=== Begin Enclosure ===

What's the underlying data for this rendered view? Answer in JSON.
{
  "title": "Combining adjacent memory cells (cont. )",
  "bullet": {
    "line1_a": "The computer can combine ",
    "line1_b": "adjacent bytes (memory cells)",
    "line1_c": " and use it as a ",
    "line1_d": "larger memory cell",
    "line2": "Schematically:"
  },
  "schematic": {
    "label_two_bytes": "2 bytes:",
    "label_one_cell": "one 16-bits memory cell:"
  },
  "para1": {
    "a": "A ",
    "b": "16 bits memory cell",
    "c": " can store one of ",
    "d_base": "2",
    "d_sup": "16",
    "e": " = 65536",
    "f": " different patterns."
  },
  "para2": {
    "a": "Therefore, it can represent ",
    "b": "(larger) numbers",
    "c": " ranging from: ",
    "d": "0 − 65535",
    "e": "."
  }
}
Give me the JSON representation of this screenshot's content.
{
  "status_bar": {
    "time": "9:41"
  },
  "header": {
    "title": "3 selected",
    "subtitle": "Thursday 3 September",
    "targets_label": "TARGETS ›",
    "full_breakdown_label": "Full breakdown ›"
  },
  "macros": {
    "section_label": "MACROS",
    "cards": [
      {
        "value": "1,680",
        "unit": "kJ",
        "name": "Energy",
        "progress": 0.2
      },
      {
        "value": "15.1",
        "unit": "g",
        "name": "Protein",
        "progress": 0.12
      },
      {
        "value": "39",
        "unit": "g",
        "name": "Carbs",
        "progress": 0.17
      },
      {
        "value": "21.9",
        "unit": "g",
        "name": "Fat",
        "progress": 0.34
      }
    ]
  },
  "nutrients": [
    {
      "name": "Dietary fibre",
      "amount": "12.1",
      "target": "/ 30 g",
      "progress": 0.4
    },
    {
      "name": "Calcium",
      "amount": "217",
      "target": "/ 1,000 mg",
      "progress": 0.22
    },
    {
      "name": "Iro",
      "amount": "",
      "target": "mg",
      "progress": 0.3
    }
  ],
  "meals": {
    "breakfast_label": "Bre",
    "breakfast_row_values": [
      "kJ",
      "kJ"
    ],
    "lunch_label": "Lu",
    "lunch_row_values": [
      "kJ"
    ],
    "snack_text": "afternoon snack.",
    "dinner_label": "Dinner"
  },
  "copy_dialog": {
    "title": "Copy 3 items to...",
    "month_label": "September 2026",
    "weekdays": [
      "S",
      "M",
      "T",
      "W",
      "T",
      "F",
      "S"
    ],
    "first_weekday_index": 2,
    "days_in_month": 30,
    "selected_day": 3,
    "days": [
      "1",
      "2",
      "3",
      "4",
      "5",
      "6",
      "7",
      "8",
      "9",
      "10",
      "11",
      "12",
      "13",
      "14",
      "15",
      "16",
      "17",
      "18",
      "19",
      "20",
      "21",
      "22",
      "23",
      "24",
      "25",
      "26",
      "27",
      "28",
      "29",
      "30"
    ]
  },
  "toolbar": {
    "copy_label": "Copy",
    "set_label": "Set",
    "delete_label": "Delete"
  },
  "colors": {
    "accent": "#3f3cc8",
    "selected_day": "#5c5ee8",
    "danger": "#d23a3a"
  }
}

=== End Enclosure ===

* [INSTRUCTIONS TO FOLLOW]:
This exercise calls for the line containing "Give me the" and each line after it in the records, copied exactly.

* [REPLY]:
Give me the JSON representation of this screenshot's content.
{
  "status_bar": {
    "time": "9:41"
  },
  "header": {
    "title": "3 selected",
    "subtitle": "Thursday 3 September",
    "targets_label": "TARGETS ›",
    "full_breakdown_label": "Full breakdown ›"
  },
  "macros": {
    "section_label": "MACROS",
    "cards": [
      {
        "value": "1,680",
        "unit": "kJ",
        "name": "Energy",
        "progress": 0.2
      },
      {
        "value": "15.1",
        "unit": "g",
        "name": "Protein",
        "progress": 0.12
      },
      {
        "value": "39",
        "unit": "g",
        "name": "Carbs",
        "progress": 0.17
      },
      {
        "value": "21.9",
        "unit": "g",
        "name": "Fat",
        "progress": 0.34
      }
    ]
  },
  "nutrients": [
    {
      "name": "Dietary fibre",
      "amount": "12.1",
      "target": "/ 30 g",
      "progress": 0.4
    },
    {
      "name": "Calcium",
      "amount": "217",
      "target": "/ 1,000 mg",
      "progress": 0.22
    },
    {
      "name": "Iro",
      "amount": "",
      "target": "mg",
      "progress": 0.3
    }
  ],
  "meals": {
    "breakfast_label": "Bre",
    "breakfast_row_values": [
      "kJ",
      "kJ"
    ],
    "lunch_label": "Lu",
    "lunch_row_values": [
      "kJ"
    ],
    "snack_text": "afternoon snack.",
    "dinner_label": "Dinner"
  },
  "copy_dialog": {
    "title": "Copy 3 items to...",
    "month_label": "September 2026",
    "weekdays": [
      "S",
      "M",
      "T",
      "W",
      "T",
      "F",
      "S"
    ],
    "first_weekday_index": 2,
    "days_in_month": 30,
    "selected_day": 3,
    "days": [
      "1",
      "2",
      "3",
      "4",
      "5",
      "6",
      "7",
      "8",
      "9",
      "10",
      "11",
      "12",
      "13",
      "14",
      "15",
      "16",
      "17",
      "18",
      "19",
      "20",
      "21",
      "22",
      "23",
      "24",
      "25",
      "26",
      "27",
      "28",
      "29",
      "30"
    ]
  },
  "toolbar": {
    "copy_label": "Copy",
    "set_label": "Set",
    "delete_label": "Delete"
  },
  "colors": {
    "accent": "#3f3cc8",
    "selected_day": "#5c5ee8",
    "danger": "#d23a3a"
  }
}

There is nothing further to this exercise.